━━━━━ Records supplied

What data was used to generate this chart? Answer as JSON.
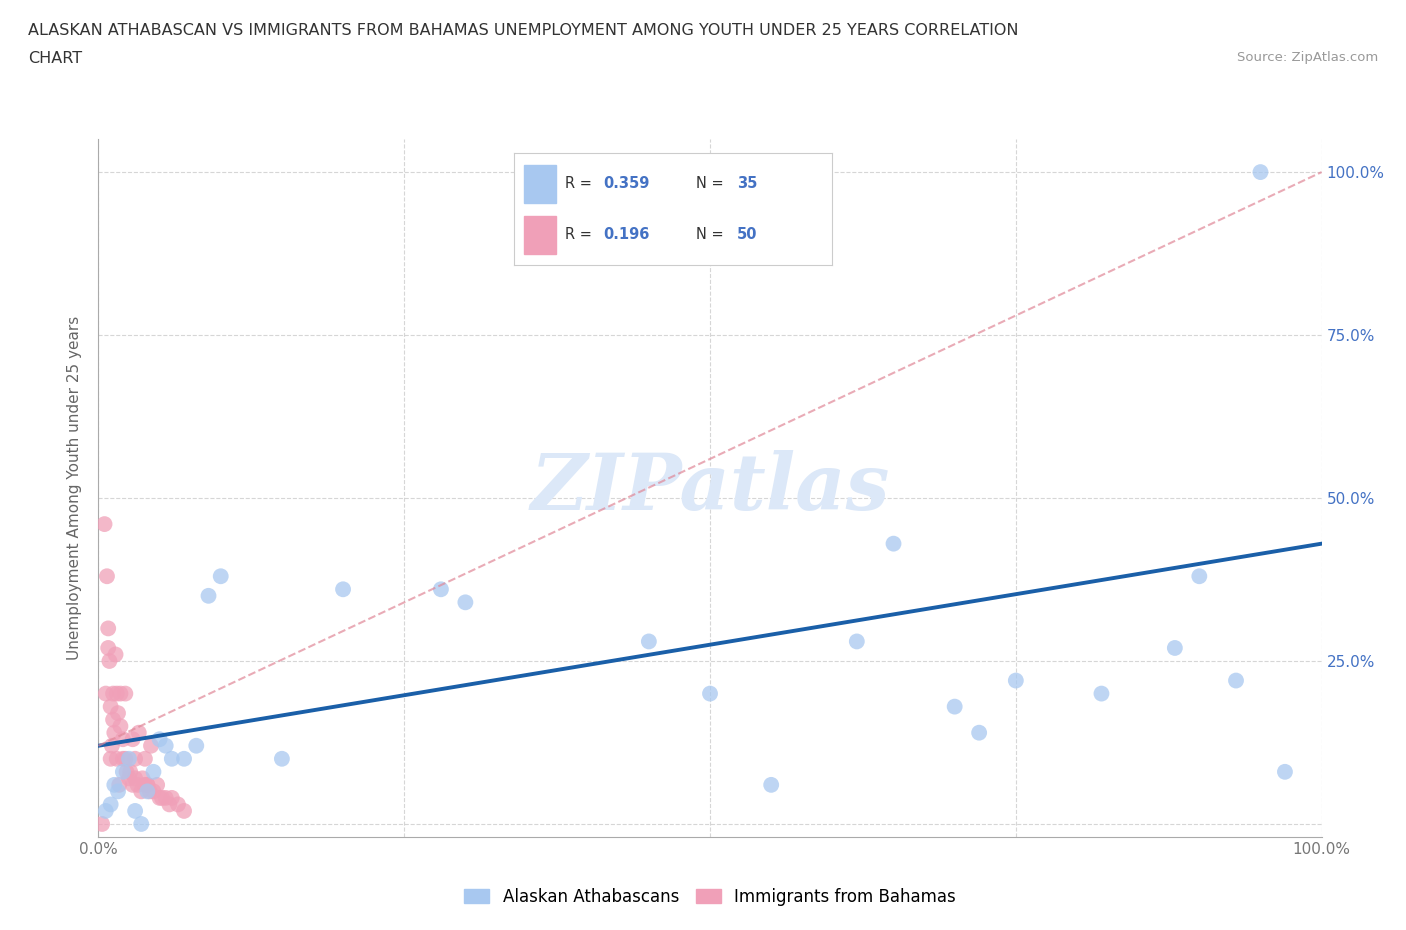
{
  "title_line1": "ALASKAN ATHABASCAN VS IMMIGRANTS FROM BAHAMAS UNEMPLOYMENT AMONG YOUTH UNDER 25 YEARS CORRELATION",
  "title_line2": "CHART",
  "source": "Source: ZipAtlas.com",
  "ylabel": "Unemployment Among Youth under 25 years",
  "xlim": [
    0,
    1.0
  ],
  "ylim": [
    -0.02,
    1.05
  ],
  "xticks": [
    0,
    0.25,
    0.5,
    0.75,
    1.0
  ],
  "xticklabels": [
    "0.0%",
    "",
    "",
    "",
    "100.0%"
  ],
  "yticks": [
    0.25,
    0.5,
    0.75,
    1.0
  ],
  "yticklabels": [
    "25.0%",
    "50.0%",
    "75.0%",
    "100.0%"
  ],
  "blue_R": 0.359,
  "blue_N": 35,
  "pink_R": 0.196,
  "pink_N": 50,
  "blue_color": "#a8c8f0",
  "pink_color": "#f0a0b8",
  "blue_line_color": "#1a5fa8",
  "pink_line_color": "#e08898",
  "tick_color": "#4472c4",
  "watermark_color": "#dce8f8",
  "blue_x": [
    0.006,
    0.01,
    0.013,
    0.016,
    0.02,
    0.025,
    0.03,
    0.035,
    0.04,
    0.045,
    0.05,
    0.055,
    0.06,
    0.07,
    0.08,
    0.09,
    0.1,
    0.15,
    0.2,
    0.28,
    0.3,
    0.45,
    0.5,
    0.55,
    0.62,
    0.65,
    0.7,
    0.72,
    0.75,
    0.82,
    0.88,
    0.9,
    0.93,
    0.95,
    0.97
  ],
  "blue_y": [
    0.02,
    0.03,
    0.06,
    0.05,
    0.08,
    0.1,
    0.02,
    0.0,
    0.05,
    0.08,
    0.13,
    0.12,
    0.1,
    0.1,
    0.12,
    0.35,
    0.38,
    0.1,
    0.36,
    0.36,
    0.34,
    0.28,
    0.2,
    0.06,
    0.28,
    0.43,
    0.18,
    0.14,
    0.22,
    0.2,
    0.27,
    0.38,
    0.22,
    1.0,
    0.08
  ],
  "pink_x": [
    0.003,
    0.005,
    0.006,
    0.007,
    0.008,
    0.008,
    0.009,
    0.01,
    0.01,
    0.011,
    0.012,
    0.012,
    0.013,
    0.014,
    0.015,
    0.015,
    0.016,
    0.017,
    0.018,
    0.018,
    0.02,
    0.02,
    0.022,
    0.022,
    0.023,
    0.025,
    0.026,
    0.028,
    0.028,
    0.03,
    0.03,
    0.032,
    0.033,
    0.035,
    0.036,
    0.038,
    0.038,
    0.04,
    0.04,
    0.042,
    0.043,
    0.045,
    0.048,
    0.05,
    0.052,
    0.055,
    0.058,
    0.06,
    0.065,
    0.07
  ],
  "pink_y": [
    0.0,
    0.46,
    0.2,
    0.38,
    0.3,
    0.27,
    0.25,
    0.18,
    0.1,
    0.12,
    0.16,
    0.2,
    0.14,
    0.26,
    0.2,
    0.1,
    0.17,
    0.06,
    0.15,
    0.2,
    0.1,
    0.13,
    0.1,
    0.2,
    0.08,
    0.07,
    0.08,
    0.06,
    0.13,
    0.07,
    0.1,
    0.06,
    0.14,
    0.05,
    0.07,
    0.06,
    0.1,
    0.06,
    0.06,
    0.05,
    0.12,
    0.05,
    0.06,
    0.04,
    0.04,
    0.04,
    0.03,
    0.04,
    0.03,
    0.02
  ],
  "blue_trend_x": [
    0.0,
    1.0
  ],
  "blue_trend_y": [
    0.12,
    0.43
  ],
  "pink_trend_x": [
    0.0,
    1.0
  ],
  "pink_trend_y": [
    0.12,
    1.0
  ],
  "legend_athabascan": "Alaskan Athabascans",
  "legend_bahamas": "Immigrants from Bahamas",
  "grid_color": "#cccccc",
  "background_color": "#ffffff"
}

━━━━━━━━━━

**Set problem**
Each record should be quoted exactly, with the images omitted.

**Task result**
What data was used to generate this chart? Answer as JSON.
{
  "title_line1": "ALASKAN ATHABASCAN VS IMMIGRANTS FROM BAHAMAS UNEMPLOYMENT AMONG YOUTH UNDER 25 YEARS CORRELATION",
  "title_line2": "CHART",
  "source": "Source: ZipAtlas.com",
  "ylabel": "Unemployment Among Youth under 25 years",
  "xlim": [
    0,
    1.0
  ],
  "ylim": [
    -0.02,
    1.05
  ],
  "xticks": [
    0,
    0.25,
    0.5,
    0.75,
    1.0
  ],
  "xticklabels": [
    "0.0%",
    "",
    "",
    "",
    "100.0%"
  ],
  "yticks": [
    0.25,
    0.5,
    0.75,
    1.0
  ],
  "yticklabels": [
    "25.0%",
    "50.0%",
    "75.0%",
    "100.0%"
  ],
  "blue_R": 0.359,
  "blue_N": 35,
  "pink_R": 0.196,
  "pink_N": 50,
  "blue_color": "#a8c8f0",
  "pink_color": "#f0a0b8",
  "blue_line_color": "#1a5fa8",
  "pink_line_color": "#e08898",
  "tick_color": "#4472c4",
  "watermark_color": "#dce8f8",
  "blue_x": [
    0.006,
    0.01,
    0.013,
    0.016,
    0.02,
    0.025,
    0.03,
    0.035,
    0.04,
    0.045,
    0.05,
    0.055,
    0.06,
    0.07,
    0.08,
    0.09,
    0.1,
    0.15,
    0.2,
    0.28,
    0.3,
    0.45,
    0.5,
    0.55,
    0.62,
    0.65,
    0.7,
    0.72,
    0.75,
    0.82,
    0.88,
    0.9,
    0.93,
    0.95,
    0.97
  ],
  "blue_y": [
    0.02,
    0.03,
    0.06,
    0.05,
    0.08,
    0.1,
    0.02,
    0.0,
    0.05,
    0.08,
    0.13,
    0.12,
    0.1,
    0.1,
    0.12,
    0.35,
    0.38,
    0.1,
    0.36,
    0.36,
    0.34,
    0.28,
    0.2,
    0.06,
    0.28,
    0.43,
    0.18,
    0.14,
    0.22,
    0.2,
    0.27,
    0.38,
    0.22,
    1.0,
    0.08
  ],
  "pink_x": [
    0.003,
    0.005,
    0.006,
    0.007,
    0.008,
    0.008,
    0.009,
    0.01,
    0.01,
    0.011,
    0.012,
    0.012,
    0.013,
    0.014,
    0.015,
    0.015,
    0.016,
    0.017,
    0.018,
    0.018,
    0.02,
    0.02,
    0.022,
    0.022,
    0.023,
    0.025,
    0.026,
    0.028,
    0.028,
    0.03,
    0.03,
    0.032,
    0.033,
    0.035,
    0.036,
    0.038,
    0.038,
    0.04,
    0.04,
    0.042,
    0.043,
    0.045,
    0.048,
    0.05,
    0.052,
    0.055,
    0.058,
    0.06,
    0.065,
    0.07
  ],
  "pink_y": [
    0.0,
    0.46,
    0.2,
    0.38,
    0.3,
    0.27,
    0.25,
    0.18,
    0.1,
    0.12,
    0.16,
    0.2,
    0.14,
    0.26,
    0.2,
    0.1,
    0.17,
    0.06,
    0.15,
    0.2,
    0.1,
    0.13,
    0.1,
    0.2,
    0.08,
    0.07,
    0.08,
    0.06,
    0.13,
    0.07,
    0.1,
    0.06,
    0.14,
    0.05,
    0.07,
    0.06,
    0.1,
    0.06,
    0.06,
    0.05,
    0.12,
    0.05,
    0.06,
    0.04,
    0.04,
    0.04,
    0.03,
    0.04,
    0.03,
    0.02
  ],
  "blue_trend_x": [
    0.0,
    1.0
  ],
  "blue_trend_y": [
    0.12,
    0.43
  ],
  "pink_trend_x": [
    0.0,
    1.0
  ],
  "pink_trend_y": [
    0.12,
    1.0
  ],
  "legend_athabascan": "Alaskan Athabascans",
  "legend_bahamas": "Immigrants from Bahamas",
  "grid_color": "#cccccc",
  "background_color": "#ffffff"
}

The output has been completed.